- _AIM OF THE EXERCISE_: All lines holding the string "utolsó" are to be shown.

※ ※ ※

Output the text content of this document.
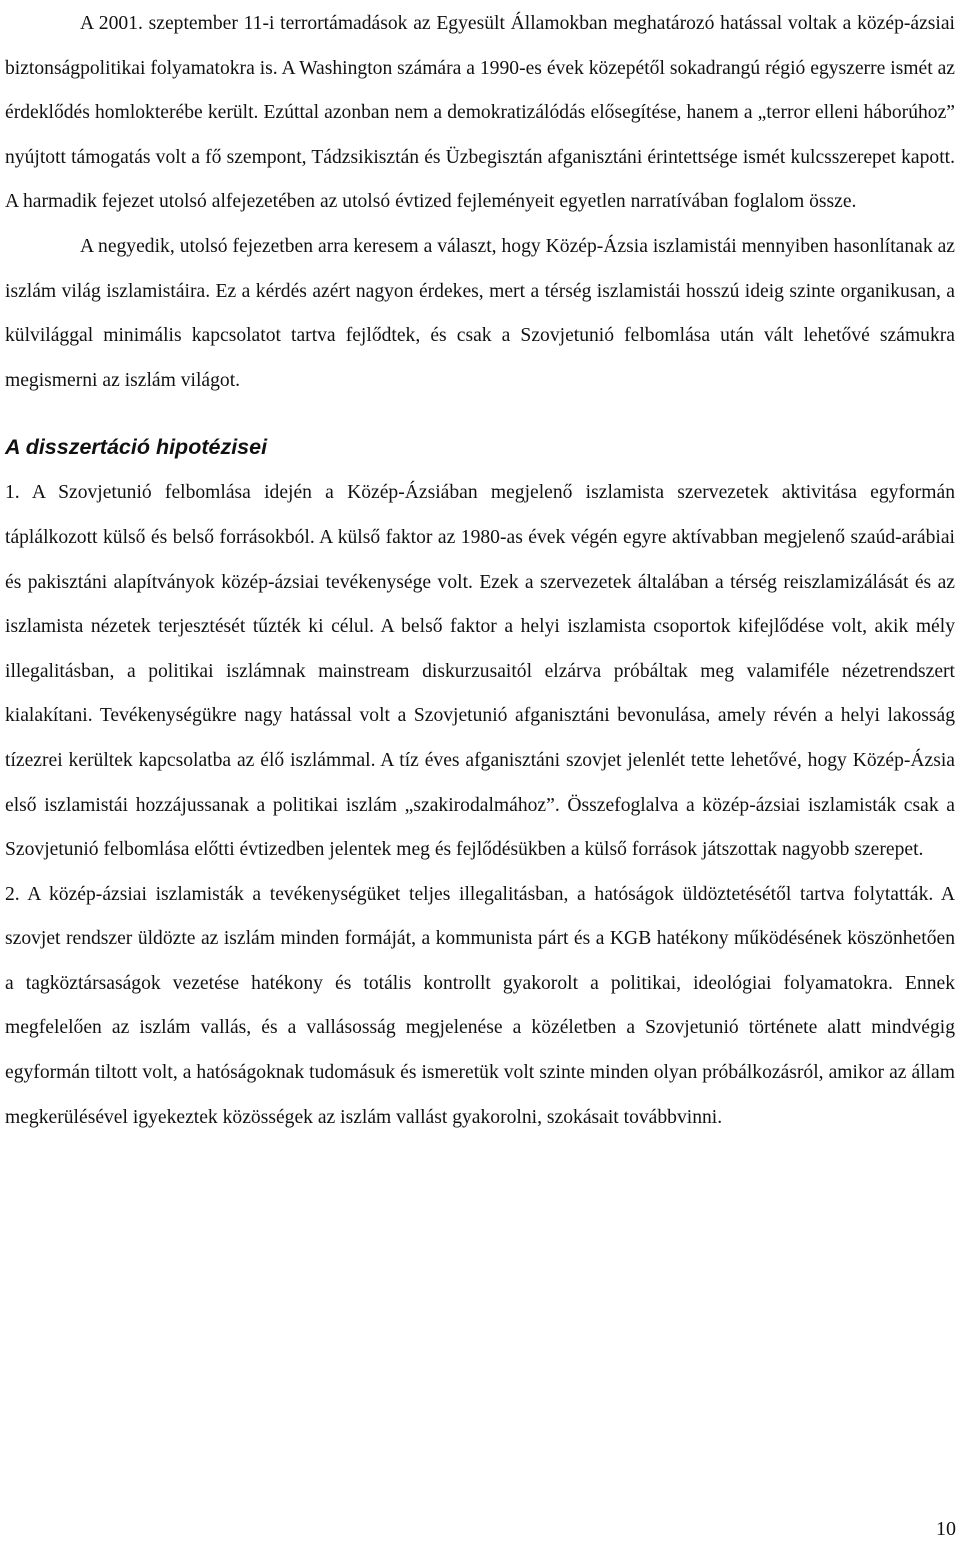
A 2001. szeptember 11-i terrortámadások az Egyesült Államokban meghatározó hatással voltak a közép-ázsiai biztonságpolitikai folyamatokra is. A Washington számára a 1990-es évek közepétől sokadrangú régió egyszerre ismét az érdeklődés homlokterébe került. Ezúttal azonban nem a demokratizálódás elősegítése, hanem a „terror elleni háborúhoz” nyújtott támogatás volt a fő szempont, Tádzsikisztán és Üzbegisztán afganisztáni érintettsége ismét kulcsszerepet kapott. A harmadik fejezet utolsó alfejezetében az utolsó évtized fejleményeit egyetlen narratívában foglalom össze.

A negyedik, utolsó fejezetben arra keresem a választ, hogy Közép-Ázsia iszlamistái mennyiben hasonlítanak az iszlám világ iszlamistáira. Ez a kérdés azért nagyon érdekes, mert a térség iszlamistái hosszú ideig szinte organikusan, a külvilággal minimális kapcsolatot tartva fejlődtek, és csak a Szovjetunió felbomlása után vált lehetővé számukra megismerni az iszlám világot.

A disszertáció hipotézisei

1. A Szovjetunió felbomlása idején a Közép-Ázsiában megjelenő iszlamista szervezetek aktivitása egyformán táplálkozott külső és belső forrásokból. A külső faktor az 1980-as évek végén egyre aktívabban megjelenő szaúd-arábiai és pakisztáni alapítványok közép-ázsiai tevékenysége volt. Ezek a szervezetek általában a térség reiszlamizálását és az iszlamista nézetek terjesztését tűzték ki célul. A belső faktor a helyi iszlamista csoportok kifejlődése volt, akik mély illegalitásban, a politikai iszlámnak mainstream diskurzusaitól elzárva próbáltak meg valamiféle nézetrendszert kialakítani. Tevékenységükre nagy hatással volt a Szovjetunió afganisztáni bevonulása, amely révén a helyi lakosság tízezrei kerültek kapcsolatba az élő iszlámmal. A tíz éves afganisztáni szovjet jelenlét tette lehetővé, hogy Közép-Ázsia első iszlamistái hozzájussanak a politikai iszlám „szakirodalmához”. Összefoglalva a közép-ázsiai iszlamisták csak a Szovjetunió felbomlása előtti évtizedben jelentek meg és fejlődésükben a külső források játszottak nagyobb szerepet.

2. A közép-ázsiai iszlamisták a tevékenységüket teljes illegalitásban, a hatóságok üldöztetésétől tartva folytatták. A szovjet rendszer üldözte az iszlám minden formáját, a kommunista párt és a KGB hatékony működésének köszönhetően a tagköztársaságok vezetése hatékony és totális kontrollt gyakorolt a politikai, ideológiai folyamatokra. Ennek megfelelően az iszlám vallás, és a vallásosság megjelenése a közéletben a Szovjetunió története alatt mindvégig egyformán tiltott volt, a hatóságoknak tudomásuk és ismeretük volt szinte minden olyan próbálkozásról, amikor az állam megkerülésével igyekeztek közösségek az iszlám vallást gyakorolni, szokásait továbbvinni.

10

※ ※ ※

- _ANSWER TO THIS TASK_:
A 2001. szeptember 11-i terrortámadások az Egyesült Államokban meghatározó hatással voltak a közép-ázsiai biztonságpolitikai folyamatokra is. A Washington számára a 1990-es évek közepétől sokadrangú régió egyszerre ismét az érdeklődés homlokterébe került. Ezúttal azonban nem a demokratizálódás elősegítése, hanem a „terror elleni háborúhoz” nyújtott támogatás volt a fő szempont, Tádzsikisztán és Üzbegisztán afganisztáni érintettsége ismét kulcsszerepet kapott. A harmadik fejezet utolsó alfejezetében az utolsó évtized fejleményeit egyetlen narratívában foglalom össze.
A negyedik, utolsó fejezetben arra keresem a választ, hogy Közép-Ázsia iszlamistái mennyiben hasonlítanak az iszlám világ iszlamistáira. Ez a kérdés azért nagyon érdekes, mert a térség iszlamistái hosszú ideig szinte organikusan, a külvilággal minimális kapcsolatot tartva fejlődtek, és csak a Szovjetunió felbomlása után vált lehetővé számukra megismerni az iszlám világot.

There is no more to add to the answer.